TASK DIRECTIONS: Copy each line holding the string "Panjang".

Rows from a figure dataset
** BEGIN **

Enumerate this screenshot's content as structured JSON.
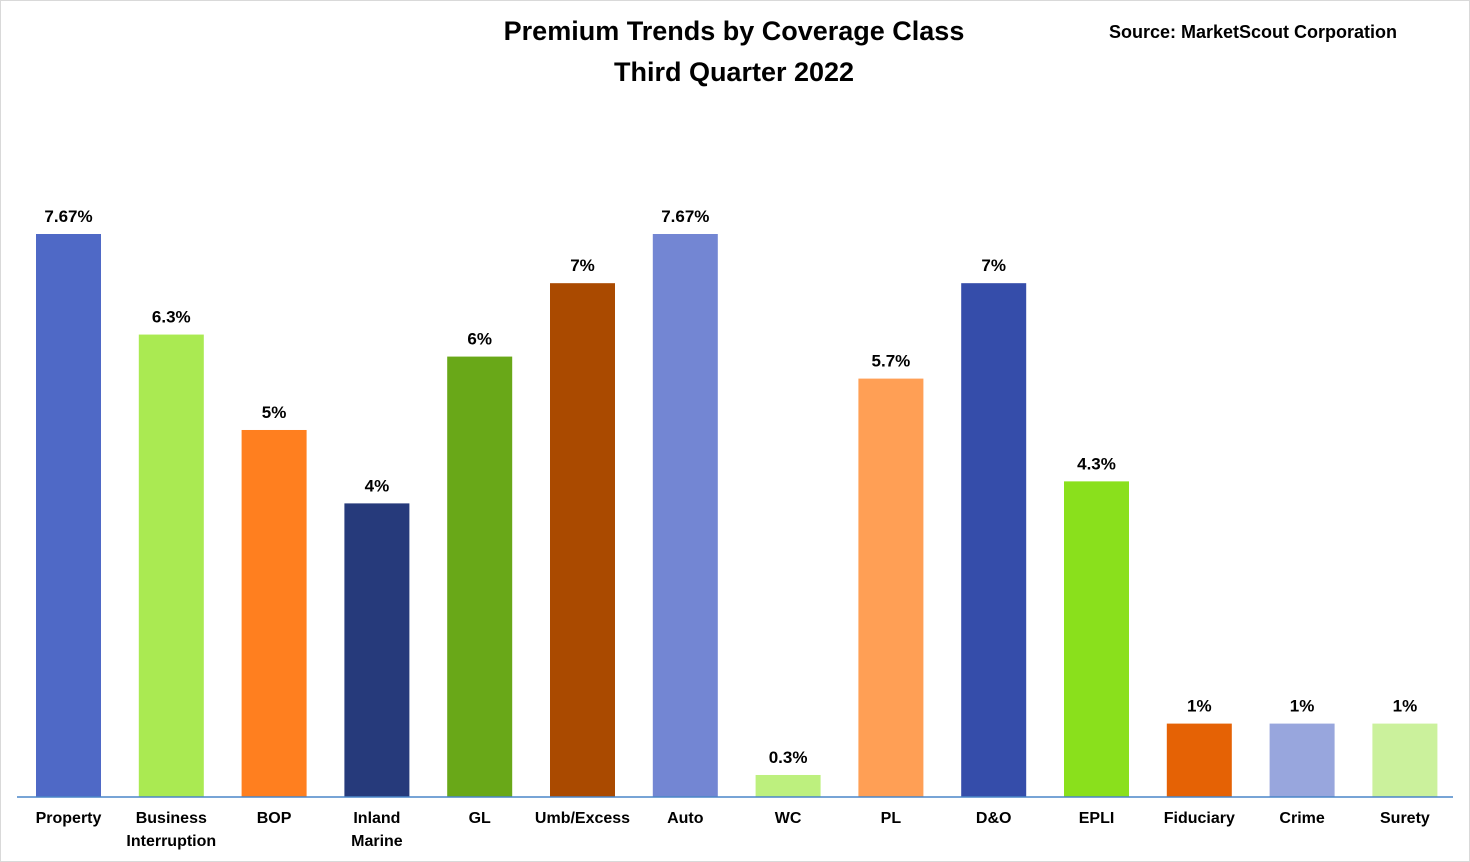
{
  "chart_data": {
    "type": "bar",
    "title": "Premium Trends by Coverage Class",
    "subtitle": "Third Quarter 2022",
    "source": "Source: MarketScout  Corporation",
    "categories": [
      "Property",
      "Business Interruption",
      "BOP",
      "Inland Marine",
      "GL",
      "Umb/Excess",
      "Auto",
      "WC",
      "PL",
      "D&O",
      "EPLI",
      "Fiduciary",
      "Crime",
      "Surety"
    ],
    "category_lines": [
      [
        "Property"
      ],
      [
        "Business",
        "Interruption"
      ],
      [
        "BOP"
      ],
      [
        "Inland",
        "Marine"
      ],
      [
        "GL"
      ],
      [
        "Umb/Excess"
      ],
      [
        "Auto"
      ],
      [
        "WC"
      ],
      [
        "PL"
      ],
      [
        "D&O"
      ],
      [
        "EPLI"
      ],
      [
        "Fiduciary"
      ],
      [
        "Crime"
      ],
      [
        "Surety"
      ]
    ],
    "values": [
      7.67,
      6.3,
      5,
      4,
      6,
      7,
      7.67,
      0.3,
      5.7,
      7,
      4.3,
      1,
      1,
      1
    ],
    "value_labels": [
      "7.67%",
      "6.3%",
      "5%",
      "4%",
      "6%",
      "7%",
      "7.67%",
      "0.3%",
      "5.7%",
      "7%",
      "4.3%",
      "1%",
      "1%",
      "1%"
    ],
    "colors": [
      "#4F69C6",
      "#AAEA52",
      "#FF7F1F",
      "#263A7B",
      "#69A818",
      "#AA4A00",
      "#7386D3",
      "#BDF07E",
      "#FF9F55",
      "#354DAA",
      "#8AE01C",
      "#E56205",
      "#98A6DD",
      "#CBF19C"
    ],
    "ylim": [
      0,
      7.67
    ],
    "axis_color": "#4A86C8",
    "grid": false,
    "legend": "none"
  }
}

** END **
** BEGIN **

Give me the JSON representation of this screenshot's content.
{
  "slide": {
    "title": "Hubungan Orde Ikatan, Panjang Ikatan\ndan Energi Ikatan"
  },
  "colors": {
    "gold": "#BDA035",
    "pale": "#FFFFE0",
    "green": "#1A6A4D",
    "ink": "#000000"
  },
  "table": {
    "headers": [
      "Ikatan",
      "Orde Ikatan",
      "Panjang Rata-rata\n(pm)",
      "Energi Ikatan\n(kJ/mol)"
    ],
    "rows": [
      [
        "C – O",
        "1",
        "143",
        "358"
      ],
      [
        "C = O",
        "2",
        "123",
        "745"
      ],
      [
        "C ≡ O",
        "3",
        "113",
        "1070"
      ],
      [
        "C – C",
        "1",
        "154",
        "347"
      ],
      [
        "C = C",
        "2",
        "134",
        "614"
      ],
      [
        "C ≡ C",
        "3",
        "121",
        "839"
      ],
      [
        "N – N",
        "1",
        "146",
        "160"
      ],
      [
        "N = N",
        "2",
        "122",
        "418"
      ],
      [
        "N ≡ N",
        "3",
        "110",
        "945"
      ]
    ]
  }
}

** END **
** BEGIN **

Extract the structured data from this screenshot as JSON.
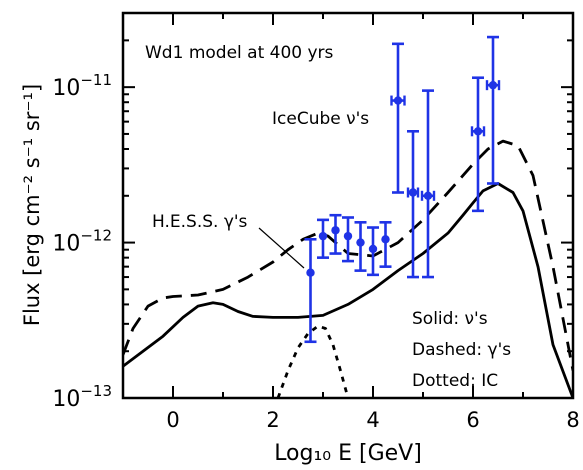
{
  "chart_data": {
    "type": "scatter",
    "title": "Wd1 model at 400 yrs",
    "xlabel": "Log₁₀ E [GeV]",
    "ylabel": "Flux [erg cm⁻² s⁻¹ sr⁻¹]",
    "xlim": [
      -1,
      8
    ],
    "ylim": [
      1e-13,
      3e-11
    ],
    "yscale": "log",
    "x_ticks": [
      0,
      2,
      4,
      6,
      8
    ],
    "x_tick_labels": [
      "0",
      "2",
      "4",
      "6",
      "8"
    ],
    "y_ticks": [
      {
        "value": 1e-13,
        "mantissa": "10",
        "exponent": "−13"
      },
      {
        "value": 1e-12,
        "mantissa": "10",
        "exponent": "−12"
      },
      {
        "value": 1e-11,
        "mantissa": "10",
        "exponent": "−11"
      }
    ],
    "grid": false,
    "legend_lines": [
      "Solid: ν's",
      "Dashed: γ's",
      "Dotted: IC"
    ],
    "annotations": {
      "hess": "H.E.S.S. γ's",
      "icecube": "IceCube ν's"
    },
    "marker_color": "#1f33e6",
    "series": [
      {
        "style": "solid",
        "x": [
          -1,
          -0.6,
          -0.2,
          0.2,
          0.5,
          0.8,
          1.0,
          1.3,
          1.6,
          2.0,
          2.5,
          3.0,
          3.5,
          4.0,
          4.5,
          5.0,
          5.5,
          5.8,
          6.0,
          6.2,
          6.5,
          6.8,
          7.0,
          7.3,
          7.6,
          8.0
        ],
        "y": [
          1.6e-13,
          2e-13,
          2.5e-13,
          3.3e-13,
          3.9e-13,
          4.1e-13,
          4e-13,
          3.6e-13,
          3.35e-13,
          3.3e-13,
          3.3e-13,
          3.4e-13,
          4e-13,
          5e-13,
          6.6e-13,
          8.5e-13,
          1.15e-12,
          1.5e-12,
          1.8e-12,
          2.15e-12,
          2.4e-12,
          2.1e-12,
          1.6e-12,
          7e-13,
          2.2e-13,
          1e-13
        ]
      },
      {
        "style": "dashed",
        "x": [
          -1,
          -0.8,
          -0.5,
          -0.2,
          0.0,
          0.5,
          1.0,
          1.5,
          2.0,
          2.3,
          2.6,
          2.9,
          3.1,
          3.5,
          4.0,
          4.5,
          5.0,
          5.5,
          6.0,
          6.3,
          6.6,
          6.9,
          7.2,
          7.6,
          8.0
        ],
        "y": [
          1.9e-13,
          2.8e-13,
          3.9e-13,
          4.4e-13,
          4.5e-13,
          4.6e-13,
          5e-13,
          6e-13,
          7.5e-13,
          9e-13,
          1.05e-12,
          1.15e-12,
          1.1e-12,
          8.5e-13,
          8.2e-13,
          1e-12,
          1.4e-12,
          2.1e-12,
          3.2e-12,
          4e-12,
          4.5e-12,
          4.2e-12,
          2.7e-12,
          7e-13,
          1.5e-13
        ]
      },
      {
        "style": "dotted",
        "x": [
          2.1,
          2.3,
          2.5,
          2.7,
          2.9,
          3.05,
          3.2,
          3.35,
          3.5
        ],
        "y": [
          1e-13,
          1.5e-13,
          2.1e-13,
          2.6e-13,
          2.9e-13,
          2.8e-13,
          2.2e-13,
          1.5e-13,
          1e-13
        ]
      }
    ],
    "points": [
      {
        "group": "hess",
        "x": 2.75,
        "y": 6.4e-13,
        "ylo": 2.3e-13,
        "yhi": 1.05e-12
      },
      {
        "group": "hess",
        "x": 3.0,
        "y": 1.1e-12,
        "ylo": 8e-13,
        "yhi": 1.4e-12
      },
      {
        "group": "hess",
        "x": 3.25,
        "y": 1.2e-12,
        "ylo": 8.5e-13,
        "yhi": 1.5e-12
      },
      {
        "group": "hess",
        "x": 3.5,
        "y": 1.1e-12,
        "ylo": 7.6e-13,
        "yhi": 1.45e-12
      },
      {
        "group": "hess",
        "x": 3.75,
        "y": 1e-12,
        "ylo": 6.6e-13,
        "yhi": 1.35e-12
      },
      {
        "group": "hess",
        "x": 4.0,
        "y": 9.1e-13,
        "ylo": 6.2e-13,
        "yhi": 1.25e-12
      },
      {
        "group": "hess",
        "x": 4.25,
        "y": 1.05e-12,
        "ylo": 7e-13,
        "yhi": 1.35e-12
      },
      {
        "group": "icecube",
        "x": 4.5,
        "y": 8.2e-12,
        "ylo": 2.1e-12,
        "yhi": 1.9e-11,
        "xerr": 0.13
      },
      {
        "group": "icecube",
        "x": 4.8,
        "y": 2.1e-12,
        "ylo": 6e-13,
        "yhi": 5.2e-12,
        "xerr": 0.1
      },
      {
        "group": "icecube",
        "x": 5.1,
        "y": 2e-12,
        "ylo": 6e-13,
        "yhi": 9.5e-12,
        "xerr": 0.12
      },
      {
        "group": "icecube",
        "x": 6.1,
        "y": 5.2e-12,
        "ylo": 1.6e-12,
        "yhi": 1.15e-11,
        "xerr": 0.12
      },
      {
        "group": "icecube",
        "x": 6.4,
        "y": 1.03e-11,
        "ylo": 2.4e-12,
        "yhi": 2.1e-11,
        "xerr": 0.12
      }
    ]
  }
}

** END **

ANSWER BELOW:
    "title": "Hubungan Orde Ikatan, Panjang Ikatan\ndan Energi Ikatan"
      "Panjang Rata-rata\n(pm)",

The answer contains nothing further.